**REQUIRED ACTION**
The entries that follow are to be duplicated in full, character for character.

** DATA FOR THIS TASK follows **

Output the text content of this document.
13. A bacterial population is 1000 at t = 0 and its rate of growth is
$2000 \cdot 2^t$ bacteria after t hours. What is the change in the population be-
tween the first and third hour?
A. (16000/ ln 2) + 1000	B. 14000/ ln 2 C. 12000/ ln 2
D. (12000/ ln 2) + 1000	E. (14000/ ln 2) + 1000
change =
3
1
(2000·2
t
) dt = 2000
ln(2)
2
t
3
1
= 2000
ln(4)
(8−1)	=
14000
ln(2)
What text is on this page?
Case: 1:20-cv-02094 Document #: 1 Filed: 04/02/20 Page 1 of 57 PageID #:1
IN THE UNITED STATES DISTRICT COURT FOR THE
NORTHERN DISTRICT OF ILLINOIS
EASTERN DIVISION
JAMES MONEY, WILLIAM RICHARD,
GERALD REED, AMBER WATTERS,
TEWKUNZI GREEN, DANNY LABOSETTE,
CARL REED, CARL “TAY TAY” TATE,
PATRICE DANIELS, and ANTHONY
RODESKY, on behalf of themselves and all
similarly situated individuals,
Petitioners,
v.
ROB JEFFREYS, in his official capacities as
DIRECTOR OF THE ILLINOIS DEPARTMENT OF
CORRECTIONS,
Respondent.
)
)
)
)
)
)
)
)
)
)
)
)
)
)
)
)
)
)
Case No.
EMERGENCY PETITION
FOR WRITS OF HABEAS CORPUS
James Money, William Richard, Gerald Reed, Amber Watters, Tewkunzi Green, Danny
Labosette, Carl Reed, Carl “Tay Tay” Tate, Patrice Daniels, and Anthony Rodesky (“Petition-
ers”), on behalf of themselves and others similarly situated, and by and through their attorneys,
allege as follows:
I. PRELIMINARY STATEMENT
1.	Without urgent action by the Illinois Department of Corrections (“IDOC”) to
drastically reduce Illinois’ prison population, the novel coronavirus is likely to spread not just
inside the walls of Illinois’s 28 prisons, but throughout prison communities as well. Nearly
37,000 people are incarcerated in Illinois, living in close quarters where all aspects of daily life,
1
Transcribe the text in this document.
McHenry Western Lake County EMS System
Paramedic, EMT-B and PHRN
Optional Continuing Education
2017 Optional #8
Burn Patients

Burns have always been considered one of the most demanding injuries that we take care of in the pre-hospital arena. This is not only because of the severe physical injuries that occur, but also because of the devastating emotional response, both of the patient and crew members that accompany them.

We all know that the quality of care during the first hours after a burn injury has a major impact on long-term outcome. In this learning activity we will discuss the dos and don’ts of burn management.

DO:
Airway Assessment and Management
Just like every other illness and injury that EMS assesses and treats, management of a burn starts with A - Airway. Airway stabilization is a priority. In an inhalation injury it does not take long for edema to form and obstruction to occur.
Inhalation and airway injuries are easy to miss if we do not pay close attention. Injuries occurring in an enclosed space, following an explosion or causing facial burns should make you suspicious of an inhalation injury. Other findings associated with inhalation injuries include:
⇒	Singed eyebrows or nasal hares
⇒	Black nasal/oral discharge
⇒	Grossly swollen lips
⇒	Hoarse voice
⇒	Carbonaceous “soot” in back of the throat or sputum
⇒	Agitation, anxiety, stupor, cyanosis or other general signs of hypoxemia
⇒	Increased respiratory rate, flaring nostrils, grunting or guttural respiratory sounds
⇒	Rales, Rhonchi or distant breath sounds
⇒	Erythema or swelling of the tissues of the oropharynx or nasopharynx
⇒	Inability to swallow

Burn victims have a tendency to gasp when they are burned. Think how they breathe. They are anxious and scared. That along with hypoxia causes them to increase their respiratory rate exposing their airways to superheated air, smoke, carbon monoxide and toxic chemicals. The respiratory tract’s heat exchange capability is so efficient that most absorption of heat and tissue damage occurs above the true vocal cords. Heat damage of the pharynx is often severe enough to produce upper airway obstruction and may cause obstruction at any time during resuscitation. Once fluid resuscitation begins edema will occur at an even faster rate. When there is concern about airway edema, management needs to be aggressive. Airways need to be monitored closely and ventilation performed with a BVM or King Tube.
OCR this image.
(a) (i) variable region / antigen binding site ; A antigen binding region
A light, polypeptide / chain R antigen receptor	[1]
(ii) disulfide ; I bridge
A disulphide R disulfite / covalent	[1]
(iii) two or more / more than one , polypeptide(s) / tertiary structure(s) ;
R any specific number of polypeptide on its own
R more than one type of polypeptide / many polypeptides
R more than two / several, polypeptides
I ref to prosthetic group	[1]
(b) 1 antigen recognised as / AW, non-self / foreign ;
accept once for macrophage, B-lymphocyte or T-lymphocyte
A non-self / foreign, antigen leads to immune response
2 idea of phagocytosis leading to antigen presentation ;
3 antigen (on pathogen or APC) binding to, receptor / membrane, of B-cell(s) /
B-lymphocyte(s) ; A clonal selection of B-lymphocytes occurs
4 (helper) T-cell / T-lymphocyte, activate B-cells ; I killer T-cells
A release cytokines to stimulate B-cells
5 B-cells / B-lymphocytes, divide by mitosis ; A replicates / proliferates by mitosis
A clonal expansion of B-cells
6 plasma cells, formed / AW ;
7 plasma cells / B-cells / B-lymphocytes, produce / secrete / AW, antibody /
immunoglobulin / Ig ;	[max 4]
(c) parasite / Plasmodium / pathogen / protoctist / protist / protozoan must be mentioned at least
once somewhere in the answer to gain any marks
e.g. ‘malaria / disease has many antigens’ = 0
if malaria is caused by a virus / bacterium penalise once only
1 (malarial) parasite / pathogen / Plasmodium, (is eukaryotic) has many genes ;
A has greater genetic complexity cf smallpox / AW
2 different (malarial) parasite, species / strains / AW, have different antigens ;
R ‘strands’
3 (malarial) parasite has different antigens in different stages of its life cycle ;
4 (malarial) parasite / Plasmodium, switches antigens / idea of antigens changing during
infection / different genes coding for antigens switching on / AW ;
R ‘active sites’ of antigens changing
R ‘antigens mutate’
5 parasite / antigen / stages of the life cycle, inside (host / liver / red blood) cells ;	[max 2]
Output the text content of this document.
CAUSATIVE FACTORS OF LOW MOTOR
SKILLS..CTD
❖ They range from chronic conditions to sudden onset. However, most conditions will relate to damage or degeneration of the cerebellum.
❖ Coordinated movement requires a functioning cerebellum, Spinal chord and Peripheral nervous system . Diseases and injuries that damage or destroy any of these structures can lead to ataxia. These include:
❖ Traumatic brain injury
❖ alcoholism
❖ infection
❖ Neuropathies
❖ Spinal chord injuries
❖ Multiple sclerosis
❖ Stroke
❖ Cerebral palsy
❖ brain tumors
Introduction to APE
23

** End of DATA FOR THIS TASK **

**REPLY TO THE EXERCISE**
Output the text content of this document.
13. A bacterial population is 1000 at t = 0 and its rate of growth is
$2000 \cdot 2^t$ bacteria after t hours. What is the change in the population be-
tween the first and third hour?
A. (16000/ ln 2) + 1000	B. 14000/ ln 2 C. 12000/ ln 2
D. (12000/ ln 2) + 1000	E. (14000/ ln 2) + 1000
change =
3
1
(2000·2
t
) dt = 2000
ln(2)
2
t
3
1
= 2000
ln(4)
(8−1)	=
14000
ln(2)
What text is on this page?
Case: 1:20-cv-02094 Document #: 1 Filed: 04/02/20 Page 1 of 57 PageID #:1
IN THE UNITED STATES DISTRICT COURT FOR THE
NORTHERN DISTRICT OF ILLINOIS
EASTERN DIVISION
JAMES MONEY, WILLIAM RICHARD,
GERALD REED, AMBER WATTERS,
TEWKUNZI GREEN, DANNY LABOSETTE,
CARL REED, CARL “TAY TAY” TATE,
PATRICE DANIELS, and ANTHONY
RODESKY, on behalf of themselves and all
similarly situated individuals,
Petitioners,
v.
ROB JEFFREYS, in his official capacities as
DIRECTOR OF THE ILLINOIS DEPARTMENT OF
CORRECTIONS,
Respondent.
)
)
)
)
)
)
)
)
)
)
)
)
)
)
)
)
)
)
Case No.
EMERGENCY PETITION
FOR WRITS OF HABEAS CORPUS
James Money, William Richard, Gerald Reed, Amber Watters, Tewkunzi Green, Danny
Labosette, Carl Reed, Carl “Tay Tay” Tate, Patrice Daniels, and Anthony Rodesky (“Petition-
ers”), on behalf of themselves and others similarly situated, and by and through their attorneys,
allege as follows:
I. PRELIMINARY STATEMENT
1.	Without urgent action by the Illinois Department of Corrections (“IDOC”) to
drastically reduce Illinois’ prison population, the novel coronavirus is likely to spread not just
inside the walls of Illinois’s 28 prisons, but throughout prison communities as well. Nearly
37,000 people are incarcerated in Illinois, living in close quarters where all aspects of daily life,
1
Transcribe the text in this document.
McHenry Western Lake County EMS System
Paramedic, EMT-B and PHRN
Optional Continuing Education
2017 Optional #8
Burn Patients

Burns have always been considered one of the most demanding injuries that we take care of in the pre-hospital arena. This is not only because of the severe physical injuries that occur, but also because of the devastating emotional response, both of the patient and crew members that accompany them.

We all know that the quality of care during the first hours after a burn injury has a major impact on long-term outcome. In this learning activity we will discuss the dos and don’ts of burn management.

DO:
Airway Assessment and Management
Just like every other illness and injury that EMS assesses and treats, management of a burn starts with A - Airway. Airway stabilization is a priority. In an inhalation injury it does not take long for edema to form and obstruction to occur.
Inhalation and airway injuries are easy to miss if we do not pay close attention. Injuries occurring in an enclosed space, following an explosion or causing facial burns should make you suspicious of an inhalation injury. Other findings associated with inhalation injuries include:
⇒	Singed eyebrows or nasal hares
⇒	Black nasal/oral discharge
⇒	Grossly swollen lips
⇒	Hoarse voice
⇒	Carbonaceous “soot” in back of the throat or sputum
⇒	Agitation, anxiety, stupor, cyanosis or other general signs of hypoxemia
⇒	Increased respiratory rate, flaring nostrils, grunting or guttural respiratory sounds
⇒	Rales, Rhonchi or distant breath sounds
⇒	Erythema or swelling of the tissues of the oropharynx or nasopharynx
⇒	Inability to swallow

Burn victims have a tendency to gasp when they are burned. Think how they breathe. They are anxious and scared. That along with hypoxia causes them to increase their respiratory rate exposing their airways to superheated air, smoke, carbon monoxide and toxic chemicals. The respiratory tract’s heat exchange capability is so efficient that most absorption of heat and tissue damage occurs above the true vocal cords. Heat damage of the pharynx is often severe enough to produce upper airway obstruction and may cause obstruction at any time during resuscitation. Once fluid resuscitation begins edema will occur at an even faster rate. When there is concern about airway edema, management needs to be aggressive. Airways need to be monitored closely and ventilation performed with a BVM or King Tube.
OCR this image.
(a) (i) variable region / antigen binding site ; A antigen binding region
A light, polypeptide / chain R antigen receptor	[1]
(ii) disulfide ; I bridge
A disulphide R disulfite / covalent	[1]
(iii) two or more / more than one , polypeptide(s) / tertiary structure(s) ;
R any specific number of polypeptide on its own
R more than one type of polypeptide / many polypeptides
R more than two / several, polypeptides
I ref to prosthetic group	[1]
(b) 1 antigen recognised as / AW, non-self / foreign ;
accept once for macrophage, B-lymphocyte or T-lymphocyte
A non-self / foreign, antigen leads to immune response
2 idea of phagocytosis leading to antigen presentation ;
3 antigen (on pathogen or APC) binding to, receptor / membrane, of B-cell(s) /
B-lymphocyte(s) ; A clonal selection of B-lymphocytes occurs
4 (helper) T-cell / T-lymphocyte, activate B-cells ; I killer T-cells
A release cytokines to stimulate B-cells
5 B-cells / B-lymphocytes, divide by mitosis ; A replicates / proliferates by mitosis
A clonal expansion of B-cells
6 plasma cells, formed / AW ;
7 plasma cells / B-cells / B-lymphocytes, produce / secrete / AW, antibody /
immunoglobulin / Ig ;	[max 4]
(c) parasite / Plasmodium / pathogen / protoctist / protist / protozoan must be mentioned at least
once somewhere in the answer to gain any marks
e.g. ‘malaria / disease has many antigens’ = 0
if malaria is caused by a virus / bacterium penalise once only
1 (malarial) parasite / pathogen / Plasmodium, (is eukaryotic) has many genes ;
A has greater genetic complexity cf smallpox / AW
2 different (malarial) parasite, species / strains / AW, have different antigens ;
R ‘strands’
3 (malarial) parasite has different antigens in different stages of its life cycle ;
4 (malarial) parasite / Plasmodium, switches antigens / idea of antigens changing during
infection / different genes coding for antigens switching on / AW ;
R ‘active sites’ of antigens changing
R ‘antigens mutate’
5 parasite / antigen / stages of the life cycle, inside (host / liver / red blood) cells ;	[max 2]
Output the text content of this document.
CAUSATIVE FACTORS OF LOW MOTOR
SKILLS..CTD
❖ They range from chronic conditions to sudden onset. However, most conditions will relate to damage or degeneration of the cerebellum.
❖ Coordinated movement requires a functioning cerebellum, Spinal chord and Peripheral nervous system . Diseases and injuries that damage or destroy any of these structures can lead to ataxia. These include:
❖ Traumatic brain injury
❖ alcoholism
❖ infection
❖ Neuropathies
❖ Spinal chord injuries
❖ Multiple sclerosis
❖ Stroke
❖ Cerebral palsy
❖ brain tumors
Introduction to APE
23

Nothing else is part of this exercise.